(Records from a collection)
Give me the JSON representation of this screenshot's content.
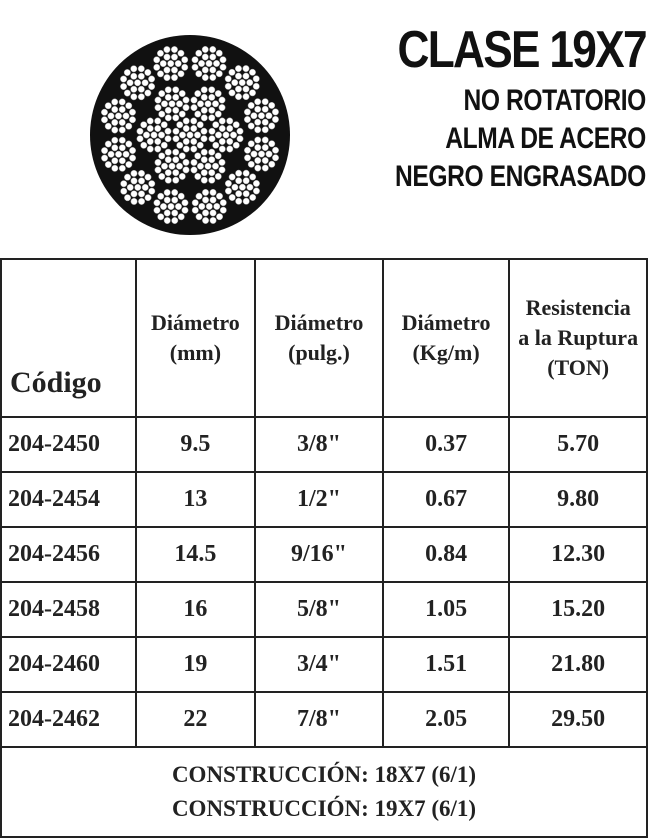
{
  "header": {
    "title": "CLASE 19X7",
    "lines": [
      "NO ROTATORIO",
      "ALMA DE ACERO",
      "NEGRO ENGRASADO"
    ]
  },
  "table": {
    "headers": [
      [
        "Código"
      ],
      [
        "Diámetro",
        "(mm)"
      ],
      [
        "Diámetro",
        "(pulg.)"
      ],
      [
        "Diámetro",
        "(Kg/m)"
      ],
      [
        "Resistencia",
        "a la Ruptura",
        "(TON)"
      ]
    ],
    "rows": [
      [
        "204-2450",
        "9.5",
        "3/8\"",
        "0.37",
        "5.70"
      ],
      [
        "204-2454",
        "13",
        "1/2\"",
        "0.67",
        "9.80"
      ],
      [
        "204-2456",
        "14.5",
        "9/16\"",
        "0.84",
        "12.30"
      ],
      [
        "204-2458",
        "16",
        "5/8\"",
        "1.05",
        "15.20"
      ],
      [
        "204-2460",
        "19",
        "3/4\"",
        "1.51",
        "21.80"
      ],
      [
        "204-2462",
        "22",
        "7/8\"",
        "2.05",
        "29.50"
      ]
    ],
    "footer": [
      "CONSTRUCCIÓN: 18X7 (6/1)",
      "CONSTRUCCIÓN: 19X7 (6/1)"
    ]
  }
}
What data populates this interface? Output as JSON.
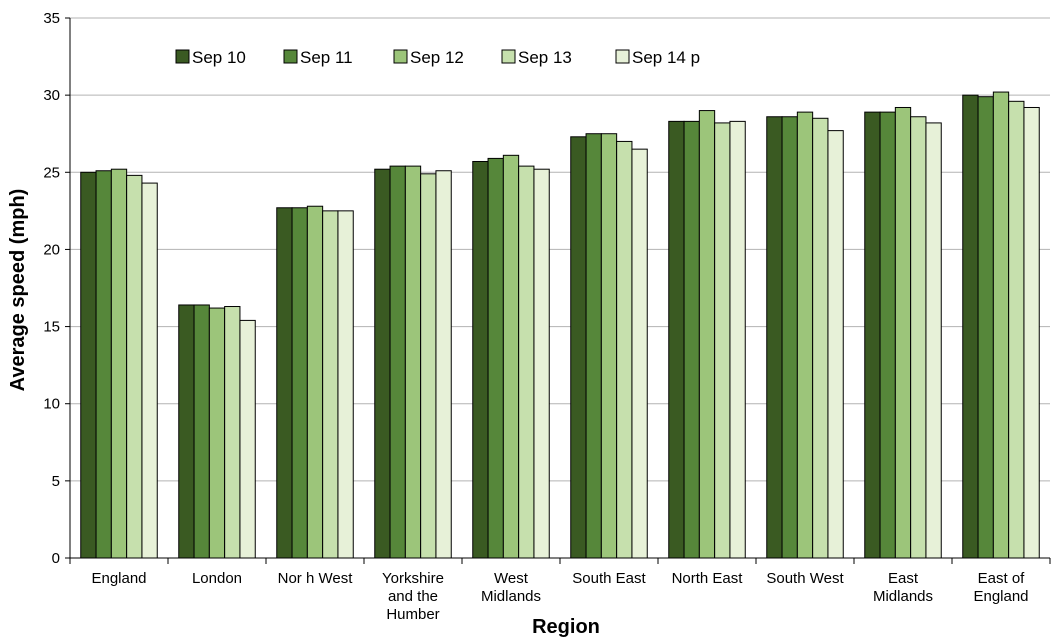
{
  "chart_data": {
    "type": "bar",
    "xlabel": "Region",
    "ylabel": "Average speed (mph)",
    "ylim": [
      0,
      35
    ],
    "yticks": [
      0,
      5,
      10,
      15,
      20,
      25,
      30,
      35
    ],
    "grid": true,
    "legend_position": "top",
    "categories": [
      [
        "England"
      ],
      [
        "London"
      ],
      [
        "Nor h West"
      ],
      [
        "Yorkshire",
        "and the",
        "Humber"
      ],
      [
        "West",
        "Midlands"
      ],
      [
        "South East"
      ],
      [
        "North East"
      ],
      [
        "South West"
      ],
      [
        "East",
        "Midlands"
      ],
      [
        "East of",
        "England"
      ]
    ],
    "series": [
      {
        "name": "Sep 10",
        "color": "#3a5a22",
        "values": [
          25.0,
          16.4,
          22.7,
          25.2,
          25.7,
          27.3,
          28.3,
          28.6,
          28.9,
          30.0
        ]
      },
      {
        "name": "Sep 11",
        "color": "#56873a",
        "values": [
          25.1,
          16.4,
          22.7,
          25.4,
          25.9,
          27.5,
          28.3,
          28.6,
          28.9,
          29.9
        ]
      },
      {
        "name": "Sep 12",
        "color": "#9cc57a",
        "values": [
          25.2,
          16.2,
          22.8,
          25.4,
          26.1,
          27.5,
          29.0,
          28.9,
          29.2,
          30.2
        ]
      },
      {
        "name": "Sep 13",
        "color": "#c6e0ad",
        "values": [
          24.8,
          16.3,
          22.5,
          24.9,
          25.4,
          27.0,
          28.2,
          28.5,
          28.6,
          29.6
        ]
      },
      {
        "name": "Sep 14 p",
        "color": "#e7f1d8",
        "values": [
          24.3,
          15.4,
          22.5,
          25.1,
          25.2,
          26.5,
          28.3,
          27.7,
          28.2,
          29.2
        ]
      }
    ]
  }
}
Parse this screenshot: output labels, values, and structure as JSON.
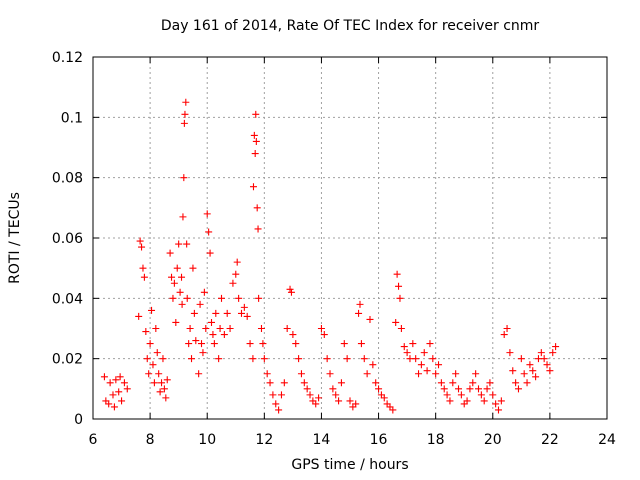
{
  "chart_data": {
    "type": "scatter",
    "title": "Day 161 of 2014, Rate Of TEC Index for receiver cnmr",
    "xlabel": "GPS time / hours",
    "ylabel": "ROTI / TECUs",
    "xlim": [
      6,
      24
    ],
    "ylim": [
      0,
      0.12
    ],
    "x_ticks": [
      6,
      8,
      10,
      12,
      14,
      16,
      18,
      20,
      22,
      24
    ],
    "x_tick_labels": [
      "6",
      "8",
      "10",
      "12",
      "14",
      "16",
      "18",
      "20",
      "22",
      "24"
    ],
    "y_ticks": [
      0,
      0.02,
      0.04,
      0.06,
      0.08,
      0.1,
      0.12
    ],
    "y_tick_labels": [
      "0",
      "0.02",
      "0.04",
      "0.06",
      "0.08",
      "0.1",
      "0.12"
    ],
    "grid": true,
    "marker": "+",
    "color": "#ff0000",
    "series": [
      {
        "name": "ROTI",
        "points": [
          [
            6.4,
            0.014
          ],
          [
            6.45,
            0.006
          ],
          [
            6.55,
            0.005
          ],
          [
            6.6,
            0.012
          ],
          [
            6.7,
            0.008
          ],
          [
            6.75,
            0.004
          ],
          [
            6.8,
            0.013
          ],
          [
            6.9,
            0.009
          ],
          [
            6.95,
            0.014
          ],
          [
            7.0,
            0.006
          ],
          [
            7.1,
            0.012
          ],
          [
            7.2,
            0.01
          ],
          [
            7.6,
            0.034
          ],
          [
            7.65,
            0.059
          ],
          [
            7.7,
            0.057
          ],
          [
            7.75,
            0.05
          ],
          [
            7.8,
            0.047
          ],
          [
            7.85,
            0.029
          ],
          [
            7.9,
            0.02
          ],
          [
            7.95,
            0.015
          ],
          [
            8.0,
            0.025
          ],
          [
            8.05,
            0.036
          ],
          [
            8.1,
            0.018
          ],
          [
            8.15,
            0.012
          ],
          [
            8.2,
            0.03
          ],
          [
            8.25,
            0.022
          ],
          [
            8.3,
            0.015
          ],
          [
            8.35,
            0.009
          ],
          [
            8.4,
            0.012
          ],
          [
            8.45,
            0.02
          ],
          [
            8.5,
            0.01
          ],
          [
            8.55,
            0.007
          ],
          [
            8.6,
            0.013
          ],
          [
            8.7,
            0.055
          ],
          [
            8.75,
            0.047
          ],
          [
            8.8,
            0.04
          ],
          [
            8.85,
            0.045
          ],
          [
            8.9,
            0.032
          ],
          [
            8.95,
            0.05
          ],
          [
            9.0,
            0.058
          ],
          [
            9.05,
            0.042
          ],
          [
            9.1,
            0.047
          ],
          [
            9.12,
            0.038
          ],
          [
            9.15,
            0.067
          ],
          [
            9.18,
            0.08
          ],
          [
            9.2,
            0.098
          ],
          [
            9.22,
            0.101
          ],
          [
            9.25,
            0.105
          ],
          [
            9.28,
            0.058
          ],
          [
            9.3,
            0.04
          ],
          [
            9.35,
            0.025
          ],
          [
            9.4,
            0.03
          ],
          [
            9.45,
            0.02
          ],
          [
            9.5,
            0.05
          ],
          [
            9.55,
            0.035
          ],
          [
            9.6,
            0.026
          ],
          [
            9.7,
            0.015
          ],
          [
            9.75,
            0.038
          ],
          [
            9.8,
            0.025
          ],
          [
            9.85,
            0.022
          ],
          [
            9.9,
            0.042
          ],
          [
            9.95,
            0.03
          ],
          [
            10.0,
            0.068
          ],
          [
            10.05,
            0.062
          ],
          [
            10.1,
            0.055
          ],
          [
            10.15,
            0.032
          ],
          [
            10.2,
            0.028
          ],
          [
            10.25,
            0.025
          ],
          [
            10.3,
            0.035
          ],
          [
            10.4,
            0.02
          ],
          [
            10.45,
            0.03
          ],
          [
            10.5,
            0.04
          ],
          [
            10.6,
            0.028
          ],
          [
            10.7,
            0.035
          ],
          [
            10.8,
            0.03
          ],
          [
            10.9,
            0.045
          ],
          [
            11.0,
            0.048
          ],
          [
            11.05,
            0.052
          ],
          [
            11.1,
            0.04
          ],
          [
            11.2,
            0.035
          ],
          [
            11.3,
            0.037
          ],
          [
            11.4,
            0.034
          ],
          [
            11.5,
            0.025
          ],
          [
            11.6,
            0.02
          ],
          [
            11.62,
            0.077
          ],
          [
            11.65,
            0.094
          ],
          [
            11.68,
            0.088
          ],
          [
            11.7,
            0.101
          ],
          [
            11.72,
            0.092
          ],
          [
            11.75,
            0.07
          ],
          [
            11.78,
            0.063
          ],
          [
            11.8,
            0.04
          ],
          [
            11.9,
            0.03
          ],
          [
            11.95,
            0.025
          ],
          [
            12.0,
            0.02
          ],
          [
            12.1,
            0.015
          ],
          [
            12.2,
            0.012
          ],
          [
            12.3,
            0.008
          ],
          [
            12.4,
            0.005
          ],
          [
            12.5,
            0.003
          ],
          [
            12.6,
            0.008
          ],
          [
            12.7,
            0.012
          ],
          [
            12.8,
            0.03
          ],
          [
            12.9,
            0.043
          ],
          [
            12.95,
            0.042
          ],
          [
            13.0,
            0.028
          ],
          [
            13.1,
            0.025
          ],
          [
            13.2,
            0.02
          ],
          [
            13.3,
            0.015
          ],
          [
            13.4,
            0.012
          ],
          [
            13.5,
            0.01
          ],
          [
            13.6,
            0.008
          ],
          [
            13.7,
            0.006
          ],
          [
            13.8,
            0.005
          ],
          [
            13.9,
            0.007
          ],
          [
            14.0,
            0.03
          ],
          [
            14.1,
            0.028
          ],
          [
            14.2,
            0.02
          ],
          [
            14.3,
            0.015
          ],
          [
            14.4,
            0.01
          ],
          [
            14.5,
            0.008
          ],
          [
            14.6,
            0.006
          ],
          [
            14.7,
            0.012
          ],
          [
            14.8,
            0.025
          ],
          [
            14.9,
            0.02
          ],
          [
            15.0,
            0.006
          ],
          [
            15.1,
            0.004
          ],
          [
            15.2,
            0.005
          ],
          [
            15.3,
            0.035
          ],
          [
            15.35,
            0.038
          ],
          [
            15.4,
            0.025
          ],
          [
            15.5,
            0.02
          ],
          [
            15.6,
            0.015
          ],
          [
            15.7,
            0.033
          ],
          [
            15.8,
            0.018
          ],
          [
            15.9,
            0.012
          ],
          [
            16.0,
            0.01
          ],
          [
            16.1,
            0.008
          ],
          [
            16.2,
            0.007
          ],
          [
            16.3,
            0.005
          ],
          [
            16.4,
            0.004
          ],
          [
            16.5,
            0.003
          ],
          [
            16.6,
            0.032
          ],
          [
            16.65,
            0.048
          ],
          [
            16.7,
            0.044
          ],
          [
            16.75,
            0.04
          ],
          [
            16.8,
            0.03
          ],
          [
            16.9,
            0.024
          ],
          [
            17.0,
            0.022
          ],
          [
            17.1,
            0.02
          ],
          [
            17.2,
            0.025
          ],
          [
            17.3,
            0.02
          ],
          [
            17.4,
            0.015
          ],
          [
            17.5,
            0.018
          ],
          [
            17.6,
            0.022
          ],
          [
            17.7,
            0.016
          ],
          [
            17.8,
            0.025
          ],
          [
            17.9,
            0.02
          ],
          [
            18.0,
            0.015
          ],
          [
            18.1,
            0.018
          ],
          [
            18.2,
            0.012
          ],
          [
            18.3,
            0.01
          ],
          [
            18.4,
            0.008
          ],
          [
            18.5,
            0.006
          ],
          [
            18.6,
            0.012
          ],
          [
            18.7,
            0.015
          ],
          [
            18.8,
            0.01
          ],
          [
            18.9,
            0.008
          ],
          [
            19.0,
            0.005
          ],
          [
            19.1,
            0.006
          ],
          [
            19.2,
            0.01
          ],
          [
            19.3,
            0.012
          ],
          [
            19.4,
            0.015
          ],
          [
            19.5,
            0.01
          ],
          [
            19.6,
            0.008
          ],
          [
            19.7,
            0.006
          ],
          [
            19.8,
            0.01
          ],
          [
            19.9,
            0.012
          ],
          [
            20.0,
            0.008
          ],
          [
            20.1,
            0.005
          ],
          [
            20.2,
            0.003
          ],
          [
            20.3,
            0.006
          ],
          [
            20.4,
            0.028
          ],
          [
            20.5,
            0.03
          ],
          [
            20.6,
            0.022
          ],
          [
            20.7,
            0.016
          ],
          [
            20.8,
            0.012
          ],
          [
            20.9,
            0.01
          ],
          [
            21.0,
            0.02
          ],
          [
            21.1,
            0.015
          ],
          [
            21.2,
            0.012
          ],
          [
            21.3,
            0.018
          ],
          [
            21.4,
            0.016
          ],
          [
            21.5,
            0.014
          ],
          [
            21.6,
            0.02
          ],
          [
            21.7,
            0.022
          ],
          [
            21.8,
            0.02
          ],
          [
            21.9,
            0.018
          ],
          [
            22.0,
            0.016
          ],
          [
            22.1,
            0.022
          ],
          [
            22.2,
            0.024
          ]
        ]
      }
    ]
  }
}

# WHAT YOU SHOULD DO
Copy out the lines in which the string "title" appears.

# FULL SOLUTION
    "title": "CLASE 19X7",
    "title": "Day 161 of 2014, Rate Of TEC Index for receiver cnmr",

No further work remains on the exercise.